__Do this__. Repeat the records exactly. Every line must match.
====
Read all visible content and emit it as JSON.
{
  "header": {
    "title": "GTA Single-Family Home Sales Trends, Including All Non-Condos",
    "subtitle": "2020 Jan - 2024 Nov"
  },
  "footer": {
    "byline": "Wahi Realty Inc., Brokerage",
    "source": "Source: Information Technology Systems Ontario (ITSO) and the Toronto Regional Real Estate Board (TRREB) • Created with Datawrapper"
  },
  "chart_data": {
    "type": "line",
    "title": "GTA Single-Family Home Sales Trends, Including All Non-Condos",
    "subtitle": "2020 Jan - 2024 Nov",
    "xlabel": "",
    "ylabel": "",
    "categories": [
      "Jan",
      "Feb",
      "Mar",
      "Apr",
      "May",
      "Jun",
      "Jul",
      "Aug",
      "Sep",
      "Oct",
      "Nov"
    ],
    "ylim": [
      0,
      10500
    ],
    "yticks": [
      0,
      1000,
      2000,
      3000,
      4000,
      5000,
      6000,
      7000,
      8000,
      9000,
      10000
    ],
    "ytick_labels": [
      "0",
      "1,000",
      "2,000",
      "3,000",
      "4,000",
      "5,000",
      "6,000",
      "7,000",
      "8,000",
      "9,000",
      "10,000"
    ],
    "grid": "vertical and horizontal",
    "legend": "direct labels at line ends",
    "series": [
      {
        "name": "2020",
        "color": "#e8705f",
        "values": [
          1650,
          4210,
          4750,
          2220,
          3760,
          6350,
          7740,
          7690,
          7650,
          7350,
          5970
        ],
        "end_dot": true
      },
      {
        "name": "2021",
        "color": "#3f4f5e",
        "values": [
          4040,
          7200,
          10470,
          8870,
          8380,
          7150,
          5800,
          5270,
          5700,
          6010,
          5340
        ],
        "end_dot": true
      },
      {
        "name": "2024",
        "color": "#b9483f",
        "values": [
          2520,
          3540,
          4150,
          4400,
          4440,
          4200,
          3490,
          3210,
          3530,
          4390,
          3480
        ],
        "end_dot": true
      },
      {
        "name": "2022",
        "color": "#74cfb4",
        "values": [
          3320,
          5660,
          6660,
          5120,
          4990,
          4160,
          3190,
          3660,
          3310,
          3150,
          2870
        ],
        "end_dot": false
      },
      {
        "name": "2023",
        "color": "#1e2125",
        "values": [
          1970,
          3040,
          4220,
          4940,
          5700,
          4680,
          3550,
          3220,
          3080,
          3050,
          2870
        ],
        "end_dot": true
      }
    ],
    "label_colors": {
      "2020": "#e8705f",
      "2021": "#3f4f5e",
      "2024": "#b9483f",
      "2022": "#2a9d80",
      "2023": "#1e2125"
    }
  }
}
====
__Answer to the problem__.
Read all visible content and emit it as JSON.
{
  "header": {
    "title": "GTA Single-Family Home Sales Trends, Including All Non-Condos",
    "subtitle": "2020 Jan - 2024 Nov"
  },
  "footer": {
    "byline": "Wahi Realty Inc., Brokerage",
    "source": "Source: Information Technology Systems Ontario (ITSO) and the Toronto Regional Real Estate Board (TRREB) • Created with Datawrapper"
  },
  "chart_data": {
    "type": "line",
    "title": "GTA Single-Family Home Sales Trends, Including All Non-Condos",
    "subtitle": "2020 Jan - 2024 Nov",
    "xlabel": "",
    "ylabel": "",
    "categories": [
      "Jan",
      "Feb",
      "Mar",
      "Apr",
      "May",
      "Jun",
      "Jul",
      "Aug",
      "Sep",
      "Oct",
      "Nov"
    ],
    "ylim": [
      0,
      10500
    ],
    "yticks": [
      0,
      1000,
      2000,
      3000,
      4000,
      5000,
      6000,
      7000,
      8000,
      9000,
      10000
    ],
    "ytick_labels": [
      "0",
      "1,000",
      "2,000",
      "3,000",
      "4,000",
      "5,000",
      "6,000",
      "7,000",
      "8,000",
      "9,000",
      "10,000"
    ],
    "grid": "vertical and horizontal",
    "legend": "direct labels at line ends",
    "series": [
      {
        "name": "2020",
        "color": "#e8705f",
        "values": [
          1650,
          4210,
          4750,
          2220,
          3760,
          6350,
          7740,
          7690,
          7650,
          7350,
          5970
        ],
        "end_dot": true
      },
      {
        "name": "2021",
        "color": "#3f4f5e",
        "values": [
          4040,
          7200,
          10470,
          8870,
          8380,
          7150,
          5800,
          5270,
          5700,
          6010,
          5340
        ],
        "end_dot": true
      },
      {
        "name": "2024",
        "color": "#b9483f",
        "values": [
          2520,
          3540,
          4150,
          4400,
          4440,
          4200,
          3490,
          3210,
          3530,
          4390,
          3480
        ],
        "end_dot": true
      },
      {
        "name": "2022",
        "color": "#74cfb4",
        "values": [
          3320,
          5660,
          6660,
          5120,
          4990,
          4160,
          3190,
          3660,
          3310,
          3150,
          2870
        ],
        "end_dot": false
      },
      {
        "name": "2023",
        "color": "#1e2125",
        "values": [
          1970,
          3040,
          4220,
          4940,
          5700,
          4680,
          3550,
          3220,
          3080,
          3050,
          2870
        ],
        "end_dot": true
      }
    ],
    "label_colors": {
      "2020": "#e8705f",
      "2021": "#3f4f5e",
      "2024": "#b9483f",
      "2022": "#2a9d80",
      "2023": "#1e2125"
    }
  }
}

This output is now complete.